_DO THIS_: Where a line below holds the string "bubble", copy that line.

start

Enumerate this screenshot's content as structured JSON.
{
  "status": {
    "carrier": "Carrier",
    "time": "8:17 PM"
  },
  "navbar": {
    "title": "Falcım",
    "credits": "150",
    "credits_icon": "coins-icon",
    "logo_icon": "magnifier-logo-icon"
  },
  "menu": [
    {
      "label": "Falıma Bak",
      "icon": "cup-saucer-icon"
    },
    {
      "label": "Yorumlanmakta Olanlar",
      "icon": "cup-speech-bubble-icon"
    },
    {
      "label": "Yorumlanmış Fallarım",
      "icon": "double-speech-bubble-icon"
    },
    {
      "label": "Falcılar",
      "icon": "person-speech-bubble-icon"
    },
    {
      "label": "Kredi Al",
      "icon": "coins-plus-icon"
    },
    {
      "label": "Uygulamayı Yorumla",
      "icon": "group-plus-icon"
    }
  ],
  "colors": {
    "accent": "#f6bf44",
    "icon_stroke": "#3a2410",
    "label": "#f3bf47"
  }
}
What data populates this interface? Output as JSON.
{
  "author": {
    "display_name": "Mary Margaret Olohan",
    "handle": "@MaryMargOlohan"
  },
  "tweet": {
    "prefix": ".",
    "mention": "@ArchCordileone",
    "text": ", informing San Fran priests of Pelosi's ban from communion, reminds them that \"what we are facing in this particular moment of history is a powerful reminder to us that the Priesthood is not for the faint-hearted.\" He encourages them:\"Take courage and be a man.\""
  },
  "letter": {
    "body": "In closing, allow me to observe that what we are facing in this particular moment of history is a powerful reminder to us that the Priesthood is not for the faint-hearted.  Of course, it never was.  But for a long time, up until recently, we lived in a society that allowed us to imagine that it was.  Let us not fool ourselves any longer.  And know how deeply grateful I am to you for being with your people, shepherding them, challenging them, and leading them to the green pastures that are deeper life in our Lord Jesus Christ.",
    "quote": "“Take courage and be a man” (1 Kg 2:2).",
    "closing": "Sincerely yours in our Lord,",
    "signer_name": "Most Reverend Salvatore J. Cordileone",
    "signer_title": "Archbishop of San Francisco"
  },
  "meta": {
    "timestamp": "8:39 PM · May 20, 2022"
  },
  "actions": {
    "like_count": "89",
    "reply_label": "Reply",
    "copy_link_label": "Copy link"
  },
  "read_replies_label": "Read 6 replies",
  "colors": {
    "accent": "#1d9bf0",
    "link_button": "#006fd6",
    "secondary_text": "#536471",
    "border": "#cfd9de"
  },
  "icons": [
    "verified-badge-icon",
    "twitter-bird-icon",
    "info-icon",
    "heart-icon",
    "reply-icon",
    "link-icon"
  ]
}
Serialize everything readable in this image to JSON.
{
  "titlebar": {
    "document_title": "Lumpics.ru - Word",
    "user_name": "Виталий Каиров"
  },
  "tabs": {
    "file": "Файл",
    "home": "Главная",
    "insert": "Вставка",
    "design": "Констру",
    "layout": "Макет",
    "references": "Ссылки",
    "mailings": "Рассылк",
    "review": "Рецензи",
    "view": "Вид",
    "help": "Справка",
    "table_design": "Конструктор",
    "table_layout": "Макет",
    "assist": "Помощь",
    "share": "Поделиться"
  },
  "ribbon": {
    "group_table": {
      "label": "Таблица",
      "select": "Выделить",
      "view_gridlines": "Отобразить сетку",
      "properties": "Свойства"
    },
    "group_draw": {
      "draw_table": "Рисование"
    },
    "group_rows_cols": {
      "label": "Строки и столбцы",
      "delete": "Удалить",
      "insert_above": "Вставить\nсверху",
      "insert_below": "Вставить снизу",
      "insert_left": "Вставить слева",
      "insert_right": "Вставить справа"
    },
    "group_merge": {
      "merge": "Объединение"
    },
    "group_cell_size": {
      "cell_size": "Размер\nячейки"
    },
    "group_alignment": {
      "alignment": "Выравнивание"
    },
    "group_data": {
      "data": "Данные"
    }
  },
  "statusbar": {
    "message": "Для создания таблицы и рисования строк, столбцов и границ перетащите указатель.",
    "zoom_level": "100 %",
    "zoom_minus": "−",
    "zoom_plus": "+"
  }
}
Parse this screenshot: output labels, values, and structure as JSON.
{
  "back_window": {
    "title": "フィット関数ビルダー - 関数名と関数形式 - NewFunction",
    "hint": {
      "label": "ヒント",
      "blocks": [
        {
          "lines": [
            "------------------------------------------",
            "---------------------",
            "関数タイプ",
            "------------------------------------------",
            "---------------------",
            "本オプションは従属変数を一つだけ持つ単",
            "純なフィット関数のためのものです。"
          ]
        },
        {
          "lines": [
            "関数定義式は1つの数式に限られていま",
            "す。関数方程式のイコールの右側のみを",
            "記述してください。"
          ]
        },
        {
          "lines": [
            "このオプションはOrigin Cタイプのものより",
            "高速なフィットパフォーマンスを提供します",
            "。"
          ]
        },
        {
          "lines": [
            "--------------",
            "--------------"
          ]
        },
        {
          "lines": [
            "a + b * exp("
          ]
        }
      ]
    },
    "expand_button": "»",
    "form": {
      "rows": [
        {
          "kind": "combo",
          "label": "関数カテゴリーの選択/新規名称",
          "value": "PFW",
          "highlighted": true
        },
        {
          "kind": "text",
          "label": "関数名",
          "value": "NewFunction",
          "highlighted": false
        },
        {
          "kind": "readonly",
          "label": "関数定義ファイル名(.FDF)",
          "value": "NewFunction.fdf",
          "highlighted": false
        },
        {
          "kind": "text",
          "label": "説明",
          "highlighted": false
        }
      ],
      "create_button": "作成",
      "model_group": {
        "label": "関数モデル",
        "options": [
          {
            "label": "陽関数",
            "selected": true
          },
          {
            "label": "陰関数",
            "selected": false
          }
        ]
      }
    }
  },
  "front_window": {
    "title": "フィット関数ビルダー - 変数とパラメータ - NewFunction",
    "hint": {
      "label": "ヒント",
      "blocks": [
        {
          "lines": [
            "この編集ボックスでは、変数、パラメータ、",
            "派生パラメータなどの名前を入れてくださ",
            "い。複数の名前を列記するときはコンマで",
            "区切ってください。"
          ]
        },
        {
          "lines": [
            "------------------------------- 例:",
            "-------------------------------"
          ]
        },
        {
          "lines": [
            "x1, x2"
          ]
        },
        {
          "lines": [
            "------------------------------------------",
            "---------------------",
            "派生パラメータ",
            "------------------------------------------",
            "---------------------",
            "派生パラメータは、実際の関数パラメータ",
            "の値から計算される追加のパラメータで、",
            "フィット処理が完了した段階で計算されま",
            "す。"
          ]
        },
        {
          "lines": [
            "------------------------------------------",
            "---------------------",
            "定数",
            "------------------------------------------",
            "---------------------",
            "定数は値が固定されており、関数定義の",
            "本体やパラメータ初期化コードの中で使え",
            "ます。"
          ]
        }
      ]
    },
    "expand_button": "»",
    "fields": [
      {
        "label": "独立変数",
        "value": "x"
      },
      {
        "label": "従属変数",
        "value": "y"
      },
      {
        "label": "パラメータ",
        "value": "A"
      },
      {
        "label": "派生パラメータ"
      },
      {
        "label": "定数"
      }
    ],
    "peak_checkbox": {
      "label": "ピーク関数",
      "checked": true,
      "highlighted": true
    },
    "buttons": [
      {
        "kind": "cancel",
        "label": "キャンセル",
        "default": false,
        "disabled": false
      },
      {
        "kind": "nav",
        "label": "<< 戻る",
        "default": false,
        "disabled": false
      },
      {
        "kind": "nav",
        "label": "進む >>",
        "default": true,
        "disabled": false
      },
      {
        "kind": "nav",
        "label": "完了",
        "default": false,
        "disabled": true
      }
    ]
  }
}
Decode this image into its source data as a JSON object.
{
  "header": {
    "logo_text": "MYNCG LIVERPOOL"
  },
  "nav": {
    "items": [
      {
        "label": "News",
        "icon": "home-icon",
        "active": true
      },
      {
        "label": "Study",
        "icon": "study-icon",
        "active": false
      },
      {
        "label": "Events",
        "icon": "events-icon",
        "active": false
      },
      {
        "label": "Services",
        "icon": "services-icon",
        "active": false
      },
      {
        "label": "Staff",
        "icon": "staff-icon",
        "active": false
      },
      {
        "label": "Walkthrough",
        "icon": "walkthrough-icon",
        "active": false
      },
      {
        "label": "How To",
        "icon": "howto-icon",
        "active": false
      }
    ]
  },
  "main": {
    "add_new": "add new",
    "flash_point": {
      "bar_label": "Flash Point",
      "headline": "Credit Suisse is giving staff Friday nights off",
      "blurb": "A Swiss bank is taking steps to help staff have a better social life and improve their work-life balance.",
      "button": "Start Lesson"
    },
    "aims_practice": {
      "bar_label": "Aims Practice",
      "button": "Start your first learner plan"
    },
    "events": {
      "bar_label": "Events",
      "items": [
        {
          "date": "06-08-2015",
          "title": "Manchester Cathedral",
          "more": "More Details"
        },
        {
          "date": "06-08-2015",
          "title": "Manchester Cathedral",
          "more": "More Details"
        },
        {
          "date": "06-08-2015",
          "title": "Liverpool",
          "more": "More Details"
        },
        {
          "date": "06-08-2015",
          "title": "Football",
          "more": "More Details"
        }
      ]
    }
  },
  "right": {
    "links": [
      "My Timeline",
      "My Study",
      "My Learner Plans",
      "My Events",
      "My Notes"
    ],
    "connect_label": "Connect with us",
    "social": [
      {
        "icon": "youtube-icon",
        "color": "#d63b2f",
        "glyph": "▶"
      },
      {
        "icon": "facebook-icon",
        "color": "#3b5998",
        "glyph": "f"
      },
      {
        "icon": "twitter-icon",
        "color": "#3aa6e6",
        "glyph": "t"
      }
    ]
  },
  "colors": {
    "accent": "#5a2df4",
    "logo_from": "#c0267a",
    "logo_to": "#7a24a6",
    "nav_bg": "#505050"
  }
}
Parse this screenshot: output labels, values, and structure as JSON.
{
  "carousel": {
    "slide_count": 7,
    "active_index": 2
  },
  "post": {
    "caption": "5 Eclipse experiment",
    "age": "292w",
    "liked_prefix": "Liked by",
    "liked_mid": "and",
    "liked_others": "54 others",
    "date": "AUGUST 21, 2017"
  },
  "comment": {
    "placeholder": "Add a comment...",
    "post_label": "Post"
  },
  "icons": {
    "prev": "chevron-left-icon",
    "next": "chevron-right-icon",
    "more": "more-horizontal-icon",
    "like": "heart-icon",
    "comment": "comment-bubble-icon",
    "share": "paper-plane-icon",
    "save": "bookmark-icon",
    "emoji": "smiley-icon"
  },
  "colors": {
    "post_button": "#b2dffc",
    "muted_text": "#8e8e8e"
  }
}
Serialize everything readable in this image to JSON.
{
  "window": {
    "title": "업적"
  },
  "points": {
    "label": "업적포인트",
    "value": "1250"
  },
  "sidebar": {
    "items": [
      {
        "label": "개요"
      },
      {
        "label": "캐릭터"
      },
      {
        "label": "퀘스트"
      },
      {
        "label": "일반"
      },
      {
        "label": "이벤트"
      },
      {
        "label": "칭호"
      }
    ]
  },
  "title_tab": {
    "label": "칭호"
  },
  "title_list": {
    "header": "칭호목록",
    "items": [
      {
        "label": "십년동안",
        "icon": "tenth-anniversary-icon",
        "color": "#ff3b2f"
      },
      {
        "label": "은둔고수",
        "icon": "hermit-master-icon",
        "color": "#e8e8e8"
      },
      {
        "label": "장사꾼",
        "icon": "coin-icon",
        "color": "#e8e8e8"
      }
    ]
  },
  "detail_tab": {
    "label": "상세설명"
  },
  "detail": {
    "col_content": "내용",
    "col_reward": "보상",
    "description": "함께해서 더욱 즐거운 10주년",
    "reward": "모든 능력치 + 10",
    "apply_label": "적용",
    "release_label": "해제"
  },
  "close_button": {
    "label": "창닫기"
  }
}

end

_EXERCISE RESULT_:
      "icon": "cup-speech-bubble-icon"
      "icon": "double-speech-bubble-icon"
      "icon": "person-speech-bubble-icon"
    "comment": "comment-bubble-icon",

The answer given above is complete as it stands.